Look through the listing for the word "spread". Copy each line that has it.
______
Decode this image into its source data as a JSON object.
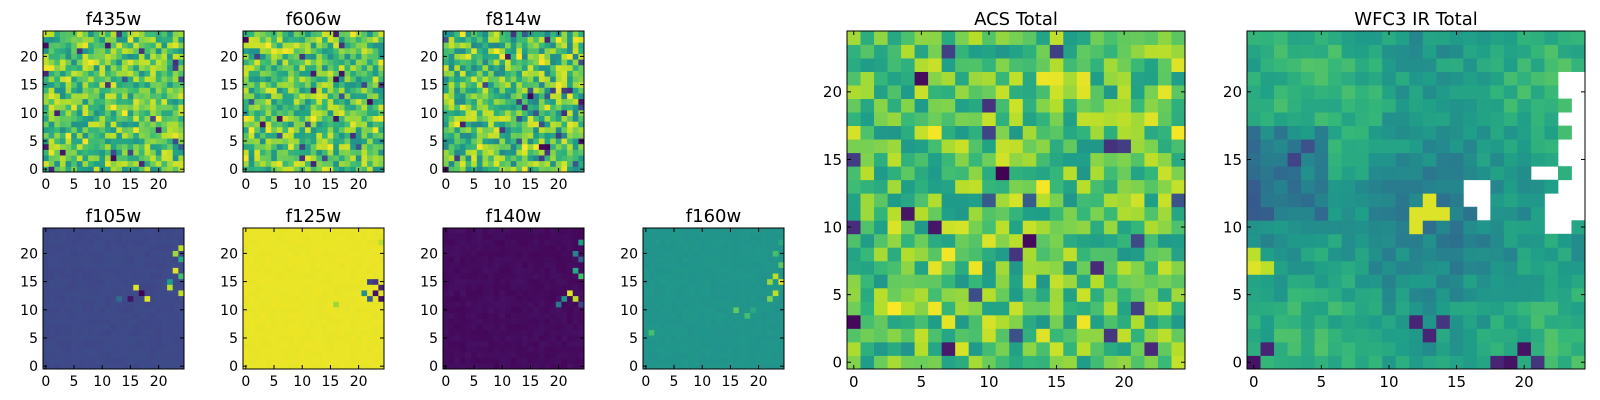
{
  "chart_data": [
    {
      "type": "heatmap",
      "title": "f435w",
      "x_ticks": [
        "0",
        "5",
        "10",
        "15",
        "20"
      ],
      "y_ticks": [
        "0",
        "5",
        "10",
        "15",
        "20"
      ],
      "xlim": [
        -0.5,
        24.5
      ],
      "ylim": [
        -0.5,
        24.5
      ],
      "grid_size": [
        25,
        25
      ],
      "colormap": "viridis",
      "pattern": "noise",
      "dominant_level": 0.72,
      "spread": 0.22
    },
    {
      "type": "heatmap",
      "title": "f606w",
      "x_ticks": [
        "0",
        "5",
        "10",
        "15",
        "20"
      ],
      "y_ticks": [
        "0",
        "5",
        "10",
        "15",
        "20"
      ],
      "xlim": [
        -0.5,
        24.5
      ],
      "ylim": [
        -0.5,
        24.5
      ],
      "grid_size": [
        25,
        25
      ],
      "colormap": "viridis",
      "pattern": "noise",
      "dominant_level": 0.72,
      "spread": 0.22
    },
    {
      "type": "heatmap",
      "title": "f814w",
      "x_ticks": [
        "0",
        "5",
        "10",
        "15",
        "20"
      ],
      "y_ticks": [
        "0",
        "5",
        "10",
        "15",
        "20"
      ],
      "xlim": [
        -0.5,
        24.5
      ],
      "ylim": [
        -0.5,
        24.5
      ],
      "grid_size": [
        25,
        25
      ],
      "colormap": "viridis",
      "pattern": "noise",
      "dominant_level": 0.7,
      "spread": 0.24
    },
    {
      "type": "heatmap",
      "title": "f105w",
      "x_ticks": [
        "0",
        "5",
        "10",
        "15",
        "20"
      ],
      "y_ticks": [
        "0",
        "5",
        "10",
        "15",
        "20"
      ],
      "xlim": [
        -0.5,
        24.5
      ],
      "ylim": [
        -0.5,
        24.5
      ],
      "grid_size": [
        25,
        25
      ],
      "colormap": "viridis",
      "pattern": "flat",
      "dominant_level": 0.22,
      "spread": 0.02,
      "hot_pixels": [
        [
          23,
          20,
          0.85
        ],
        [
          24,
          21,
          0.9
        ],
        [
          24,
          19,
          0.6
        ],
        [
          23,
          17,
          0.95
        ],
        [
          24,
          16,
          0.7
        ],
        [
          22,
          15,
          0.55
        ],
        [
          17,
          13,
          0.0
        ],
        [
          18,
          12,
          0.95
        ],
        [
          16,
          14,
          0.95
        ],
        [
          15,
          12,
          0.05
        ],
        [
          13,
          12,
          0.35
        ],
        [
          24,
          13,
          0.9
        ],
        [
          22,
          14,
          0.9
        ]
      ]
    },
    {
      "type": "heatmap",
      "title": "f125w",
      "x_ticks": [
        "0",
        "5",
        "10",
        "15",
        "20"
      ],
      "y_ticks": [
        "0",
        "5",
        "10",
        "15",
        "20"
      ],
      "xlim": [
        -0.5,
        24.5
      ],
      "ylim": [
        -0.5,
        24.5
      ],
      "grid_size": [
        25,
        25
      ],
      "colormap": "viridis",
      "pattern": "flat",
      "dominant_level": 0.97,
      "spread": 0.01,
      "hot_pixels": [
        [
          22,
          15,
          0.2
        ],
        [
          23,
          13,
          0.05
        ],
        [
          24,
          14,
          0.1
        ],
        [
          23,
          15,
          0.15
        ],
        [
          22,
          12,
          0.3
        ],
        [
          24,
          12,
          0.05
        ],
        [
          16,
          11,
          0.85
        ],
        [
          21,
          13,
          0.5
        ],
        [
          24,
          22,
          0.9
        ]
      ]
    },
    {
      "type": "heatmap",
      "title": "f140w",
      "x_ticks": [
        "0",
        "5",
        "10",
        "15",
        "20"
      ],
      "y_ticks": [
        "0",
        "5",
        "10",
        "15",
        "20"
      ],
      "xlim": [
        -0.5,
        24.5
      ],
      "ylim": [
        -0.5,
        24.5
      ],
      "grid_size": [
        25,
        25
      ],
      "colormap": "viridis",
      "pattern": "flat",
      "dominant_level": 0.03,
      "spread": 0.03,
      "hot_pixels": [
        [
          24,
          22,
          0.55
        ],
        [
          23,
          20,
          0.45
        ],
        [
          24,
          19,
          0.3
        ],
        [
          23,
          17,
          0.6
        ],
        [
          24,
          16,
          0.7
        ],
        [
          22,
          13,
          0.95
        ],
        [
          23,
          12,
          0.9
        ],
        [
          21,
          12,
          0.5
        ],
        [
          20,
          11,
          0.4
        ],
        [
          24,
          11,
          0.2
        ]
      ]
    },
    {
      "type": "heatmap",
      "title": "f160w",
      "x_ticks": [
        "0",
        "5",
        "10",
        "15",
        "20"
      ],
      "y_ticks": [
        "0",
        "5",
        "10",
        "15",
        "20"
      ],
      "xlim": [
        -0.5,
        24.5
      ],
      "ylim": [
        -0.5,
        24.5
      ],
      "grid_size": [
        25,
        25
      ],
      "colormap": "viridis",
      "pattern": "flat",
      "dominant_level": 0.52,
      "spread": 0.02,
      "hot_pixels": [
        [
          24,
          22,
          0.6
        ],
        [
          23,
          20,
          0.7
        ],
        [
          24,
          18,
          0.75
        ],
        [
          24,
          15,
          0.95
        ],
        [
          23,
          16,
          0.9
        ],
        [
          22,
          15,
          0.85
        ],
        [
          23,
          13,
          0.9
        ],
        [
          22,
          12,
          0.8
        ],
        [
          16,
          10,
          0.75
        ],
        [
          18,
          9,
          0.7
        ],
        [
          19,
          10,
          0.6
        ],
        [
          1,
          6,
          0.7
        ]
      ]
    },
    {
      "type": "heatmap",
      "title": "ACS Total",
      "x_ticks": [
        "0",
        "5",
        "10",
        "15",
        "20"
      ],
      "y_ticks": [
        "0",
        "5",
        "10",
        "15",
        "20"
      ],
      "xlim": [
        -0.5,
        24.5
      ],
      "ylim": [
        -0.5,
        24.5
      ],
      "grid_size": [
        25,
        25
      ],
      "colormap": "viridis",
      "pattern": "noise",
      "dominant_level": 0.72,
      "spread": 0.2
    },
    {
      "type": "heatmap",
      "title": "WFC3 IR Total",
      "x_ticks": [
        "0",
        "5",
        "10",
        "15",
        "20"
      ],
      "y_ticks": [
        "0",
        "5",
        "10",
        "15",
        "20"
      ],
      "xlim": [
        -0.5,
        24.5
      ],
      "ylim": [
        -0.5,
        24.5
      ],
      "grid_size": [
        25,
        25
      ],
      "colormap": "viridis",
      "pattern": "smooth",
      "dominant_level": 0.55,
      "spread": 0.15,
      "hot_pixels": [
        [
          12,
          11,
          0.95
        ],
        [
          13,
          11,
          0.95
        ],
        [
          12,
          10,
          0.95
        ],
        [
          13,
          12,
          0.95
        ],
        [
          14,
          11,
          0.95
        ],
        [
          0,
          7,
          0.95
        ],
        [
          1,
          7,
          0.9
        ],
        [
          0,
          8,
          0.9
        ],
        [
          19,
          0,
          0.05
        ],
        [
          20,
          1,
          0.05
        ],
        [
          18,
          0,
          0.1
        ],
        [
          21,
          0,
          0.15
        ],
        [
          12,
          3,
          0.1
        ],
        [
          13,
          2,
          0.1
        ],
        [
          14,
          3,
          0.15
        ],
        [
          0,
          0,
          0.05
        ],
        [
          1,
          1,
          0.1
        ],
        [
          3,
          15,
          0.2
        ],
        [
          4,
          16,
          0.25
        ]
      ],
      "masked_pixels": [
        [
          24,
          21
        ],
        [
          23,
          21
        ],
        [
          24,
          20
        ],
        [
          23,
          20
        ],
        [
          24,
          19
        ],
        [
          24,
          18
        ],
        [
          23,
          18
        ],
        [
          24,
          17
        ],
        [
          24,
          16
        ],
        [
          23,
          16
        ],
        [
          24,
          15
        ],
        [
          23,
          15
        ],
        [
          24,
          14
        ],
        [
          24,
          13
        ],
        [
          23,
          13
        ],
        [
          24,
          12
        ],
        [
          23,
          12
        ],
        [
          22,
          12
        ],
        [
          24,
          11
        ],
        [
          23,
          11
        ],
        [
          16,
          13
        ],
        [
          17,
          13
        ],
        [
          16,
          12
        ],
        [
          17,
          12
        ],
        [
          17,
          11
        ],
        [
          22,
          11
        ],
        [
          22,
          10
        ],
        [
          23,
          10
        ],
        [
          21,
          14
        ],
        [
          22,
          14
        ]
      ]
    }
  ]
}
______
Response to the task:
      "spread": 0.22
      "spread": 0.22
      "spread": 0.24
      "spread": 0.02,
      "spread": 0.01,
      "spread": 0.03,
      "spread": 0.02,
      "spread": 0.2
      "spread": 0.15,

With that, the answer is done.